• WORK REQUIRED:
Pull every line that holds the word "true" from the entries.

Figure dataset records
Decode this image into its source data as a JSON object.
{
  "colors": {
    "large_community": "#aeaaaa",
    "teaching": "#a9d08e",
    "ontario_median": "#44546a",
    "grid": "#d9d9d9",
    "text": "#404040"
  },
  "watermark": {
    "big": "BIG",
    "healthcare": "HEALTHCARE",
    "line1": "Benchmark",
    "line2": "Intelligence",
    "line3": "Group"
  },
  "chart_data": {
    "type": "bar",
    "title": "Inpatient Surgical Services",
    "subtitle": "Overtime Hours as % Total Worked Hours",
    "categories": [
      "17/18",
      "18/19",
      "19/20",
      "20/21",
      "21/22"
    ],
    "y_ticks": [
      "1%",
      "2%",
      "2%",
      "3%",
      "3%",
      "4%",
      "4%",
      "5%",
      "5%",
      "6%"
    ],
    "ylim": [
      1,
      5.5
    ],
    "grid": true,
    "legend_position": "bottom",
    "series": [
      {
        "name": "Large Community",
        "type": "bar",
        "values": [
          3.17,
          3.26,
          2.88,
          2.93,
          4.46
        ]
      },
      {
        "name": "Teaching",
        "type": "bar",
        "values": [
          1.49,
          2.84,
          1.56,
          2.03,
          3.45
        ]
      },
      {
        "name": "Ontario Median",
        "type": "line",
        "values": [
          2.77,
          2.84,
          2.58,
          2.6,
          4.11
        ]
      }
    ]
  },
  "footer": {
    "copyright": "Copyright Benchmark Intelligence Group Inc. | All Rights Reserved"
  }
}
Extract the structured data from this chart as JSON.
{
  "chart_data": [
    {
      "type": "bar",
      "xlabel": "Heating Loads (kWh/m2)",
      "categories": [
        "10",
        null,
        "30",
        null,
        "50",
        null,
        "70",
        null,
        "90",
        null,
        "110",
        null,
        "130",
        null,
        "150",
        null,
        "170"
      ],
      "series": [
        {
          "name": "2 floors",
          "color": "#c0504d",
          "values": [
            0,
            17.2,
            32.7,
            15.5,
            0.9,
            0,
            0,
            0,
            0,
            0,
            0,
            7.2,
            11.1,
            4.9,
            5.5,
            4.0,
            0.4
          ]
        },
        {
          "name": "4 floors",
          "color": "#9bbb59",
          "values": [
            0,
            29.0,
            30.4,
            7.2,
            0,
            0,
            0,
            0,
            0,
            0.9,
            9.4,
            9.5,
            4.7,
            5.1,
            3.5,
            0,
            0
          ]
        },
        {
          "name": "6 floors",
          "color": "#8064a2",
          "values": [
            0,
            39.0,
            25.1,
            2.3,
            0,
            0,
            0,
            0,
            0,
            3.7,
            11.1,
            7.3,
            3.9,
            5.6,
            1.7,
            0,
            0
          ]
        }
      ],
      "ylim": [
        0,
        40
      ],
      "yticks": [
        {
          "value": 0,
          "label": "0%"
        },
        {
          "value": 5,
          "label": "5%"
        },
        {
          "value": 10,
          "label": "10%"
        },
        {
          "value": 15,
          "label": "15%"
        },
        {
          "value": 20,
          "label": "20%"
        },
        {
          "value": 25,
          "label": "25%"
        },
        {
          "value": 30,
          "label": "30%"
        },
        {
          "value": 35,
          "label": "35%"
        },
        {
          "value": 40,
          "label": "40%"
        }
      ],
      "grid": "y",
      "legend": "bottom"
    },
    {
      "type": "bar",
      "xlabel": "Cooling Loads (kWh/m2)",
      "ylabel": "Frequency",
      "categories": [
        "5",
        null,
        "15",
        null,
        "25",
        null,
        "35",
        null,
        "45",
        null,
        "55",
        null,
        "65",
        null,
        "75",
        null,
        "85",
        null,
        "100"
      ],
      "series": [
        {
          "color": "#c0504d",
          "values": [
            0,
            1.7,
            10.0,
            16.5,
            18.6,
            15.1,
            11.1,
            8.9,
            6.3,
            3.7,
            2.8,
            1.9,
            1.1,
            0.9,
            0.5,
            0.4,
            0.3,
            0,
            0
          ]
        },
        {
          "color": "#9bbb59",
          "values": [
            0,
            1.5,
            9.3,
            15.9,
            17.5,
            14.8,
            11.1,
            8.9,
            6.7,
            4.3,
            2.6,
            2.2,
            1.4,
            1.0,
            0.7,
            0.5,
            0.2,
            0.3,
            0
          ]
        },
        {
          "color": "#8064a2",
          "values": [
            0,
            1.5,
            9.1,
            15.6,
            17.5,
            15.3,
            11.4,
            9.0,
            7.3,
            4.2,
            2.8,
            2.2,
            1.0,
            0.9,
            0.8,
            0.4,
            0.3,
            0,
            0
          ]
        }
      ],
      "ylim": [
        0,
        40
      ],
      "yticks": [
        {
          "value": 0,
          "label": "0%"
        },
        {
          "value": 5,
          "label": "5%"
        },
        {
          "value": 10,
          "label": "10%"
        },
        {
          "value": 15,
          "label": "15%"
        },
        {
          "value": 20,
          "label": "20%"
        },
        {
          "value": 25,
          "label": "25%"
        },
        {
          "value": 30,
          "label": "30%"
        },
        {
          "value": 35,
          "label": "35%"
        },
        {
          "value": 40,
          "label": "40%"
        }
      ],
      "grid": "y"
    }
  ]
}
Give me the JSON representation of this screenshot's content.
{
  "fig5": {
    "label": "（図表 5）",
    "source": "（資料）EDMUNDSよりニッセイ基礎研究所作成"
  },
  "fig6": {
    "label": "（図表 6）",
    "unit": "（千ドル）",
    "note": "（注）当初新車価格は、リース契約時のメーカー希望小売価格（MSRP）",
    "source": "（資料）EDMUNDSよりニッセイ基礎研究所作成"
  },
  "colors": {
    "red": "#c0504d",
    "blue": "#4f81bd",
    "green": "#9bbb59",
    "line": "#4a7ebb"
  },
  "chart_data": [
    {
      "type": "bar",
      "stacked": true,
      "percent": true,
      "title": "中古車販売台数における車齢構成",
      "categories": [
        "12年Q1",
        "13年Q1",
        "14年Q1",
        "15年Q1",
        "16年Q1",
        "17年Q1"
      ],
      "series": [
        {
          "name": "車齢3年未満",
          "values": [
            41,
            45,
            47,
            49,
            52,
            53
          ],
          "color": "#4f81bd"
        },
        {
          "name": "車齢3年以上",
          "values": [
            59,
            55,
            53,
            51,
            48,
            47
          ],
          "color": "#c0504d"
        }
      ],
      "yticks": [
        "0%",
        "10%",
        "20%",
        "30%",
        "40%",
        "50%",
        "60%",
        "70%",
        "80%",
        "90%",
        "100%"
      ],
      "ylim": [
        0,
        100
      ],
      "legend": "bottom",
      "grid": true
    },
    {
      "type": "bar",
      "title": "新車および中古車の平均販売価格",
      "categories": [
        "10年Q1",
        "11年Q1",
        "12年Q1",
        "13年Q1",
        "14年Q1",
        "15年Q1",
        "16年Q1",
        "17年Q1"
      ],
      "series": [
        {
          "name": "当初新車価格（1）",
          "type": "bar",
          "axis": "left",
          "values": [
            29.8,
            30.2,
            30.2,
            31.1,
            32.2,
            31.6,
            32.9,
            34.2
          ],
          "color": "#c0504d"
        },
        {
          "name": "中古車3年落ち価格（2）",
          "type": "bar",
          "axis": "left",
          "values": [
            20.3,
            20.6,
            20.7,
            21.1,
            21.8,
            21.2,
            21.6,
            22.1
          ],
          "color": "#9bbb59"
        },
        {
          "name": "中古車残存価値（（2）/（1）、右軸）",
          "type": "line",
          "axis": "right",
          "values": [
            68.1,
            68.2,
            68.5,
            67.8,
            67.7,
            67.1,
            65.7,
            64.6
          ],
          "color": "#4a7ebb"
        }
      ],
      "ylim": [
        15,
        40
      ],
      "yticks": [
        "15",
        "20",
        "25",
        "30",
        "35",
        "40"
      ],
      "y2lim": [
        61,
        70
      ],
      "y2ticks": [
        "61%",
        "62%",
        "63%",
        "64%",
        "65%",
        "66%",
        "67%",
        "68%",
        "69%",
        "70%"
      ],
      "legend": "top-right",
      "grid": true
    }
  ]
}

• RESULT BELOW:
    "grid": true,
      "stacked": true,
      "percent": true,
      "grid": true
      "grid": true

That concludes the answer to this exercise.